**YOUR GOAL**
For each line below that includes the word "Boston", make a copy.

● ● ●

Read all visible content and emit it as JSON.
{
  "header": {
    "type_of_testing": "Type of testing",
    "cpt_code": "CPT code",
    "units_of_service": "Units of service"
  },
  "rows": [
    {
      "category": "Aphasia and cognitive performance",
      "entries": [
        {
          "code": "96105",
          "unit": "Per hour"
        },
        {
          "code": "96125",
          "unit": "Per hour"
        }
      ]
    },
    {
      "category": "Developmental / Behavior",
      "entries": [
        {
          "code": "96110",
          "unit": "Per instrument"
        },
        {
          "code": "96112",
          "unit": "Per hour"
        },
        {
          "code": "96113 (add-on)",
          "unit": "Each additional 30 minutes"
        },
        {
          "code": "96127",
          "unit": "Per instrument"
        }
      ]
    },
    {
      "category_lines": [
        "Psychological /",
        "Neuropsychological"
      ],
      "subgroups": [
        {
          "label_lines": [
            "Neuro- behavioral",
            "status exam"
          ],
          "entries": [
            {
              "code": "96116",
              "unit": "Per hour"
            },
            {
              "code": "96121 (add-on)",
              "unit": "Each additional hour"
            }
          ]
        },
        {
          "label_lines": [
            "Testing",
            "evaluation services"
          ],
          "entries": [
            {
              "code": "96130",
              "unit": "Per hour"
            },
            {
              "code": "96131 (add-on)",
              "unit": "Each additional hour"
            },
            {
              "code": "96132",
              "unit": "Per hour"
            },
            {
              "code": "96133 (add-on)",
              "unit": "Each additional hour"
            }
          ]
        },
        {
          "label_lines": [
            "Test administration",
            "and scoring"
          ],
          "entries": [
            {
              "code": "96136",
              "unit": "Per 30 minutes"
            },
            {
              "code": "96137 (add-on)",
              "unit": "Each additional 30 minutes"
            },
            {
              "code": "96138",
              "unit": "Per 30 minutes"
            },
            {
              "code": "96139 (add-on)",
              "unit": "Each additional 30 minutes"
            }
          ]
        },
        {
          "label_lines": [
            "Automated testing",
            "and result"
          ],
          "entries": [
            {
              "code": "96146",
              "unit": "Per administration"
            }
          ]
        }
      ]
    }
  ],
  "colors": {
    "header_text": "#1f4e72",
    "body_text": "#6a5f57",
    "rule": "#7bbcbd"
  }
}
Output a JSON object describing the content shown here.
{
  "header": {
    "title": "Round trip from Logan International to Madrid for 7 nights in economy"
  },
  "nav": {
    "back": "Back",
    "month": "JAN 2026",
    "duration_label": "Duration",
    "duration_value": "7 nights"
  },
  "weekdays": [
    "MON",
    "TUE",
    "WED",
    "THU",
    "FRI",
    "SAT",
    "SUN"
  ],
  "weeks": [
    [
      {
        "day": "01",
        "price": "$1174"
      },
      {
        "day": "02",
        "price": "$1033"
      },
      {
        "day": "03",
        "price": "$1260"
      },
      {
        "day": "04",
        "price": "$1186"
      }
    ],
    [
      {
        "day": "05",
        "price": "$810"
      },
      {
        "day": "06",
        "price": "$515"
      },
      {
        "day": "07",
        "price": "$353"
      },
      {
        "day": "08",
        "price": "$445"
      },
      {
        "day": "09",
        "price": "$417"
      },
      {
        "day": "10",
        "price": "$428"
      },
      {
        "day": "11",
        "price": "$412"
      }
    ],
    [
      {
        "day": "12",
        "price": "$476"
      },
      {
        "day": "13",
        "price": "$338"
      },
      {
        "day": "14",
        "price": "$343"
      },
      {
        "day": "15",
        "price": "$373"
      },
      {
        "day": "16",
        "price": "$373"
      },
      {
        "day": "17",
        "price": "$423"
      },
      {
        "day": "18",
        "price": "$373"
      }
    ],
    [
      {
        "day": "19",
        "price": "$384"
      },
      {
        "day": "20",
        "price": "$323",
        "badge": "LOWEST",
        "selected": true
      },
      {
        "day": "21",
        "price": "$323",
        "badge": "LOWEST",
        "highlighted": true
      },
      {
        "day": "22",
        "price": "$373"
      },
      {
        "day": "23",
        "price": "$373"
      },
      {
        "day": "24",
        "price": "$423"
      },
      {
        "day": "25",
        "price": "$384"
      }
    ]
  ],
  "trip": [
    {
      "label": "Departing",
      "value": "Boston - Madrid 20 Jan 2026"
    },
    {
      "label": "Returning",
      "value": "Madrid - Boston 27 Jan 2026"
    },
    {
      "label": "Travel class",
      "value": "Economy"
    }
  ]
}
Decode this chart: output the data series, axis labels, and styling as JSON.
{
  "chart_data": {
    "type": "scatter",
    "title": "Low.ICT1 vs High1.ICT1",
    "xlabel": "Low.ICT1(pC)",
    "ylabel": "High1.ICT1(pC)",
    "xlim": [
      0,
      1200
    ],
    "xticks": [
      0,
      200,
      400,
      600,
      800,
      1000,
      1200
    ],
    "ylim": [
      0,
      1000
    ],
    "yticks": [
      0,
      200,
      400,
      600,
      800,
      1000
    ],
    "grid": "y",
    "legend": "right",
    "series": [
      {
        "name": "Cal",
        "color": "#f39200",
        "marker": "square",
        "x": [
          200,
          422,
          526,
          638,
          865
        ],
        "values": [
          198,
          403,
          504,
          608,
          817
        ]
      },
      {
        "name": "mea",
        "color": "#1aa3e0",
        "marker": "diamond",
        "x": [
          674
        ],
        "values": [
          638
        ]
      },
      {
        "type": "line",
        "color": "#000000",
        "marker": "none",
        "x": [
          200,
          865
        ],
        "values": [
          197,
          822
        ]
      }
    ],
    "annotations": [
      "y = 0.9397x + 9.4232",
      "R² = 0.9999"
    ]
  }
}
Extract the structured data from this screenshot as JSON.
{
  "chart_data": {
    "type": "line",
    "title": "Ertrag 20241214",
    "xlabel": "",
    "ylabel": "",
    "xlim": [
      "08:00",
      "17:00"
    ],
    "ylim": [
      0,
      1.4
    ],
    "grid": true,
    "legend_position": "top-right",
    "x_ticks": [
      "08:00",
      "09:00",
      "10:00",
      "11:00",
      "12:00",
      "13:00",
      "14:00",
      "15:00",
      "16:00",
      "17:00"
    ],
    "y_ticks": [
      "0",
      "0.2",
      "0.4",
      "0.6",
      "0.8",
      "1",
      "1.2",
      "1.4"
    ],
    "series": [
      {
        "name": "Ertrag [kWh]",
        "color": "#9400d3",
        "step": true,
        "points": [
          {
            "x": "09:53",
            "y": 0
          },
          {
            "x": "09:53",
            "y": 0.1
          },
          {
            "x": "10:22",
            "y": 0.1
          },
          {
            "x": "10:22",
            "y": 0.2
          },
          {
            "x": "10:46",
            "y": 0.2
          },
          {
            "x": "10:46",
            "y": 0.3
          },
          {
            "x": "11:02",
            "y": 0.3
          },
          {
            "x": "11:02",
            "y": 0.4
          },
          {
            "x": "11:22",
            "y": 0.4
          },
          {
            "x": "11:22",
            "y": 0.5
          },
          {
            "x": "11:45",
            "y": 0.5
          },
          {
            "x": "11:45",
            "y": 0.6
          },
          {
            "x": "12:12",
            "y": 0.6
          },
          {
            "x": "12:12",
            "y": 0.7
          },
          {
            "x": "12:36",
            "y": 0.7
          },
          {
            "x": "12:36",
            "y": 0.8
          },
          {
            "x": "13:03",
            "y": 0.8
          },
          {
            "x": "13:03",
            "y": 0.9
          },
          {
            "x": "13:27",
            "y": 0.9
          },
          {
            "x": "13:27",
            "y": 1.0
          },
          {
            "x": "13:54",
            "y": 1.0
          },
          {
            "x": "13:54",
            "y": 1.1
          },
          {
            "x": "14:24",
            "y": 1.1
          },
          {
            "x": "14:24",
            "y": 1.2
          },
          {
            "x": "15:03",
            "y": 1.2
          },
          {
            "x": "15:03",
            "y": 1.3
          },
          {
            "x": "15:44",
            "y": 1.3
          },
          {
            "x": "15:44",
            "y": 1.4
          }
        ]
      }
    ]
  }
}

● ● ●

**WRITTEN SOLUTION**
      "value": "Boston - Madrid 20 Jan 2026"
      "value": "Madrid - Boston 27 Jan 2026"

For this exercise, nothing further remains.